• _TEXTE À LIRE_
┄┄┄┄┄┄┄┄┄┄┄┄┄┄┄┄┄┄┄┄

Pour éclairer ce débat, L’Hebdo a donné la parole à trois historiens. ■


1848: quelle importance dans l’histoire suisse?

Les historiens ne sont pas d’accord sur le sens à donner à la première Constitution de la Suisse moderne, adoptée en septembre 1848.

Cédric Humair, maître d’enseignement et de recherche à l’Université de Lausanne.

Le résultat d’une guerre civile 
Au sortir des guerres napoléoniennes, la Confédération suisse est un conglomérat très hétérogène de 22 Etats indépendants. En son sein, les lignes de fracture sont multiples et profondes: autant linguistiques et religieuses que politiques et économiques. Incapables de s’entendre sur la construction d’une maison commune, les Suisses y sont contraints par les grandes puissances européennes. Le Pacte de 1815 est adopté sous leur pression. Il fait de l’Etat central une coquille vide.

A partir de 1830, les tensions intercantonales s’exacerbent, jusqu’à aboutir à la guerre civile de 1847. D’un côté, les cantons libéraux-radicaux exigent la démocratisation du système fédéral et la centralisation de compétences économiques. De l’autre, les cantons conservateurs s’accrochent au statu quo et créent une situation de blocage. Attaquée à deux reprises par des milices libérales-radicales, Lucerne prend la tête d’une alliance défensive incluant six autres cantons conservateurs, le Sonderbund. C’est finalement une guerre éclair qui tranche le nœud gordien. Après un mois de conflit et une centaine de morts, les libéraux-radicaux l’emportent. L’Etat fédéral est créé sur la base de la Constitution de 1848. Mais quelle importance accorder à cet événement?

┄┄┄┄┄┄┄┄┄┄┄┄┄┄┄┄┄┄┄┄

• _DONNÉES FOURNIES_
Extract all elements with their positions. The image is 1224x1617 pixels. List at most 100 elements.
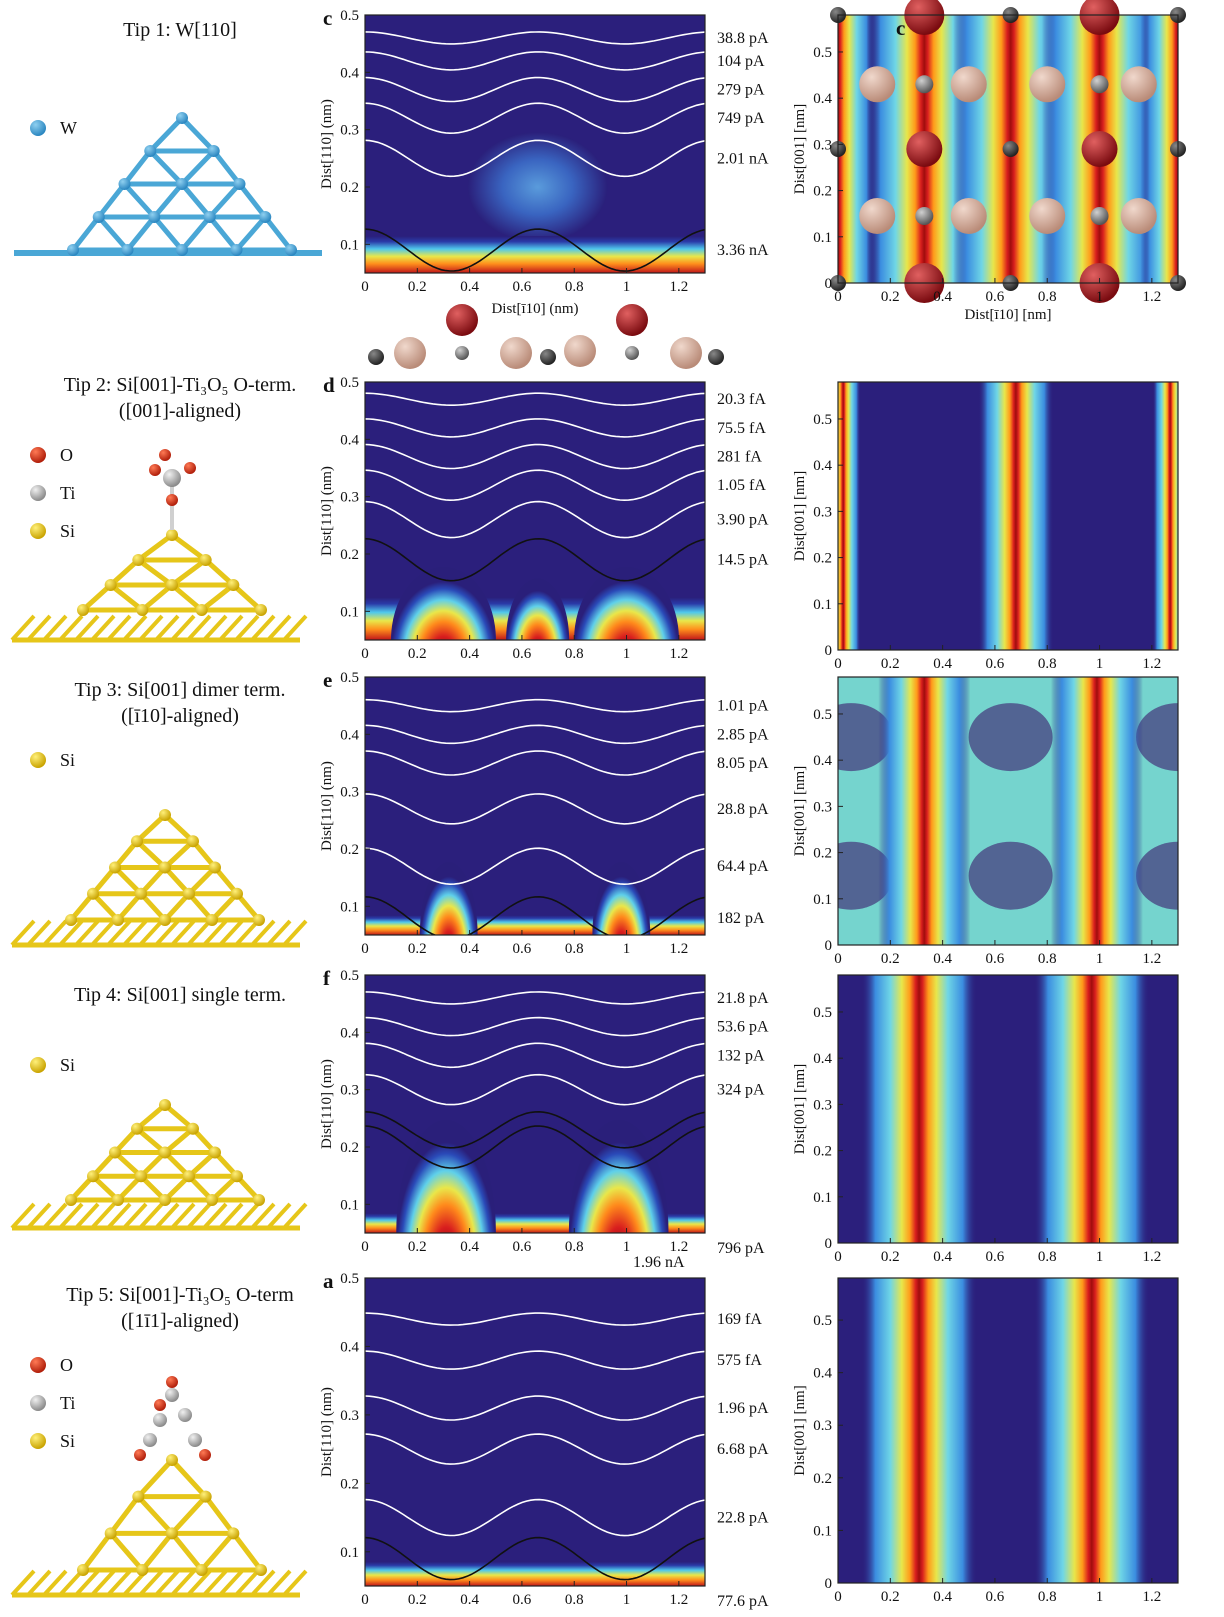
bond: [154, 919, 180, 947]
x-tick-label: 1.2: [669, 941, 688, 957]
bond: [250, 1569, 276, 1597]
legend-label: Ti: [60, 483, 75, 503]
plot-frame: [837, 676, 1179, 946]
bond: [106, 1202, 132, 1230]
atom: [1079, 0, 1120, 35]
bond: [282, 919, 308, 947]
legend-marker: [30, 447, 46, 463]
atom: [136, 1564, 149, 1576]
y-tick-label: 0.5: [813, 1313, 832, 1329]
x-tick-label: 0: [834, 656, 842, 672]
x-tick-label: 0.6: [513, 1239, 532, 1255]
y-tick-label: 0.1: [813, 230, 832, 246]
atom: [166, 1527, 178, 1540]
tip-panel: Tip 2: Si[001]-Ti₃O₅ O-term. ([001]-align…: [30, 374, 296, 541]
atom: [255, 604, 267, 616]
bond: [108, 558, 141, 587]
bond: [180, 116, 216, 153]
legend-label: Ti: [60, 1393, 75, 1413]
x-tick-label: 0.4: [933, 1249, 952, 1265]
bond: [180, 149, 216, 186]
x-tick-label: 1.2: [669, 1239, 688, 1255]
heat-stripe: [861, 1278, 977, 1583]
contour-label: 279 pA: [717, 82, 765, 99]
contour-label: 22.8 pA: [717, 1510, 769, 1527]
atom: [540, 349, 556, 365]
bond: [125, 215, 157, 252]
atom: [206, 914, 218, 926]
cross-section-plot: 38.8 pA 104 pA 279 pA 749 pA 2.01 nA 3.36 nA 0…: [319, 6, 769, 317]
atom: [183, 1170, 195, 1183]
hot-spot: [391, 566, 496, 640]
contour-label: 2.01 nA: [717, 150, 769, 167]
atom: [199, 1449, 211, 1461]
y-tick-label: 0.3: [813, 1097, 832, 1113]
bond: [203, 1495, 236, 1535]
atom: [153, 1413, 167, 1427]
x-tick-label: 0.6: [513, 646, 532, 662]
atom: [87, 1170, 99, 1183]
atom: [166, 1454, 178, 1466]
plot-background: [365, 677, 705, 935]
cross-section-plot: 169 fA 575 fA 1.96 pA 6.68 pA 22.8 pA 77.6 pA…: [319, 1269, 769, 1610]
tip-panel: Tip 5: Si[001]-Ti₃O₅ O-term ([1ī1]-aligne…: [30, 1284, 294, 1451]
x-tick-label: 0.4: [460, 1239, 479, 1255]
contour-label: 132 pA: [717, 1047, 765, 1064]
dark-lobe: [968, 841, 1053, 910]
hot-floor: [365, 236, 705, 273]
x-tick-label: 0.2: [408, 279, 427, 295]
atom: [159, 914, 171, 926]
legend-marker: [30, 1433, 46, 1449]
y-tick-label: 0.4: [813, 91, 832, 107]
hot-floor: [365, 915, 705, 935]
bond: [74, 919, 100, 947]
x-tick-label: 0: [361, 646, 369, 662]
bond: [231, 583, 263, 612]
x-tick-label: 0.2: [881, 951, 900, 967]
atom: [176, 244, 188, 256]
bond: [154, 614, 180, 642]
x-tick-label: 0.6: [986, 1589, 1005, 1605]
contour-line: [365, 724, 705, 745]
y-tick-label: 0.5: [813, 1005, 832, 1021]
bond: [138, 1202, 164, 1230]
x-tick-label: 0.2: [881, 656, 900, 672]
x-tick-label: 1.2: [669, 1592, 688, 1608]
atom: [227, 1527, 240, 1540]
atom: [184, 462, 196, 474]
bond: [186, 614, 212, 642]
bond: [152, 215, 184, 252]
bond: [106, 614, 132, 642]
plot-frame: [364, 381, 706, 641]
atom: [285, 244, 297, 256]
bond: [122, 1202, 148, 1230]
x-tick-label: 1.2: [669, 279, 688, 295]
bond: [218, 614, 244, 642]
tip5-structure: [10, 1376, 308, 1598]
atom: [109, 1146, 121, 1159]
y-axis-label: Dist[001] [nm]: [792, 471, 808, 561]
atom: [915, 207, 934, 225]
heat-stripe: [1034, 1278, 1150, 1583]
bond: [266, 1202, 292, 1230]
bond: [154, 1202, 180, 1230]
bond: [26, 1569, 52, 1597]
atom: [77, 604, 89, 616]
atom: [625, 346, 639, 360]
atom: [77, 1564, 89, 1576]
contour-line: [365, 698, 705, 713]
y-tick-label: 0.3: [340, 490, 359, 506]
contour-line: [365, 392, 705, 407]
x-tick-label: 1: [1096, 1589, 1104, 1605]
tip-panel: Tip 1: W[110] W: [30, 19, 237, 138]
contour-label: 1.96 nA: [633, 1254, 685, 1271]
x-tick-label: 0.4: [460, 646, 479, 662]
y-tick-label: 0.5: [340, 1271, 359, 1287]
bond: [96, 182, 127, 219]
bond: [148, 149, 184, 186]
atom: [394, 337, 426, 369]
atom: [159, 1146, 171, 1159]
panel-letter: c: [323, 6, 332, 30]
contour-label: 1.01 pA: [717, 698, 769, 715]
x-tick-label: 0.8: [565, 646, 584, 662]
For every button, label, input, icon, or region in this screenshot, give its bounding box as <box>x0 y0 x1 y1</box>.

┄┄┄┄┄┄┄┄┄┄┄┄┄┄┄┄┄┄┄┄

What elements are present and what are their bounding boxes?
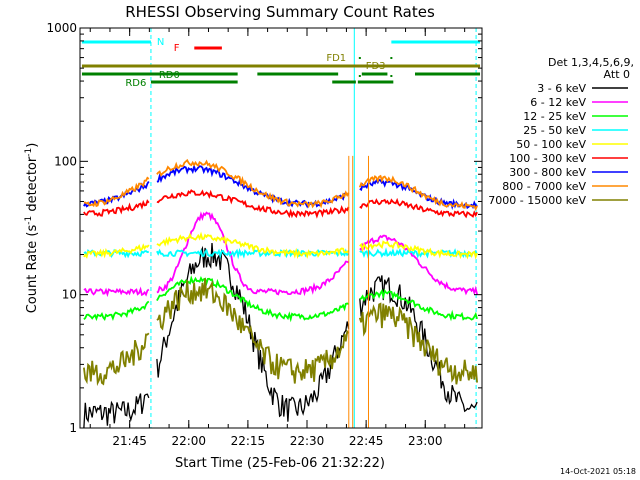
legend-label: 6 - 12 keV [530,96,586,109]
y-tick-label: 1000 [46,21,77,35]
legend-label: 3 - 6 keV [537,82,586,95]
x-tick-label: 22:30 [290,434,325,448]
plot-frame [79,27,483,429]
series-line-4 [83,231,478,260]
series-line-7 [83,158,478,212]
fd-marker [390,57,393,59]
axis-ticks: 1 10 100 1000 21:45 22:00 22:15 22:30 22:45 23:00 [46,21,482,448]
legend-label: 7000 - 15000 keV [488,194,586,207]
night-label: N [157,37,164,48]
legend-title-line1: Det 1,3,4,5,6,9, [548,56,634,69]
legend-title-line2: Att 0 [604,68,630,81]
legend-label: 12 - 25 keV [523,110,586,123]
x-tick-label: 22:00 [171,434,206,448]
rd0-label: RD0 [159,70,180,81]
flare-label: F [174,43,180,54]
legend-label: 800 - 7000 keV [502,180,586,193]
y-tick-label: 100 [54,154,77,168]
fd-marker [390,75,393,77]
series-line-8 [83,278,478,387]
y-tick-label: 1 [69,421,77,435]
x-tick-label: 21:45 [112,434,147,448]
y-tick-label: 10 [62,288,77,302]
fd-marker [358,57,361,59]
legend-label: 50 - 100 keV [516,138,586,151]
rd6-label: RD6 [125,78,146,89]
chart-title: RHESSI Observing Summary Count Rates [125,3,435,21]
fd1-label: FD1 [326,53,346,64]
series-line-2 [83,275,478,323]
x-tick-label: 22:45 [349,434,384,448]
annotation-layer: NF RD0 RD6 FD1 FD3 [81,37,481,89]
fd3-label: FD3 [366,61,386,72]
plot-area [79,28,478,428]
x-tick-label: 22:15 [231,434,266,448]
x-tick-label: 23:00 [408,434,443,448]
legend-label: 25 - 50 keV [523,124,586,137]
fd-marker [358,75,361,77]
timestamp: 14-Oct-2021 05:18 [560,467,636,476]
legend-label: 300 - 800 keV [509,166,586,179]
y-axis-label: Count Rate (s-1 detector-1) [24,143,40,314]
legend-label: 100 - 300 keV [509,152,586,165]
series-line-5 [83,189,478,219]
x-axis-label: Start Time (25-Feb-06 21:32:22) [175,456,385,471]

┄┄┄┄┄┄┄┄┄┄┄┄┄┄┄┄┄┄┄┄

• _CONSIGNES DE TRAVAIL_
**a.** D'après le texte sur la Constitution de 1848, pourquoi Lucerne prend-elle la tête du Sonderbund ? Répondez en une à trois phrases.
**b.** Recopiez sans rien changer les entrées, depuis la ligne qui contient "legend-label: 6 - 12 keV [530,96,586,109]" jusqu'à la ligne qui contient "legend-label: 12 - 25 keV [523,110,586,123]", celle-ci comprise.
Le texte et les entrées sont deux supports indépendants l'un de l'autre.

• _CORRIGÉ_
**a.** Lucerne prend la tête du Sonderbund parce qu'elle a été attaquée à deux reprises par des milices libérales-radicales. Cette alliance défensive réunit Lucerne et six autres cantons conservateurs.

**b.**
legend-label: 6 - 12 keV [530,96,586,109]
y-tick-label: 1000 [46,21,77,35]
legend-label: 3 - 6 keV [537,82,586,95]
x-tick-label: 22:30 [290,434,325,448]
plot-frame [79,27,483,429]
series-line-4 [83,231,478,260]
series-line-7 [83,158,478,212]
fd-marker [390,57,393,59]
axis-ticks: 1 10 100 1000 21:45 22:00 22:15 22:30 22:45 23:00 [46,21,482,448]
legend-label: 7000 - 15000 keV [488,194,586,207]
night-label: N [157,37,164,48]
legend-title-line1: Det 1,3,4,5,6,9, [548,56,634,69]
legend-title-line2: Att 0 [604,68,630,81]
legend-label: 12 - 25 keV [523,110,586,123]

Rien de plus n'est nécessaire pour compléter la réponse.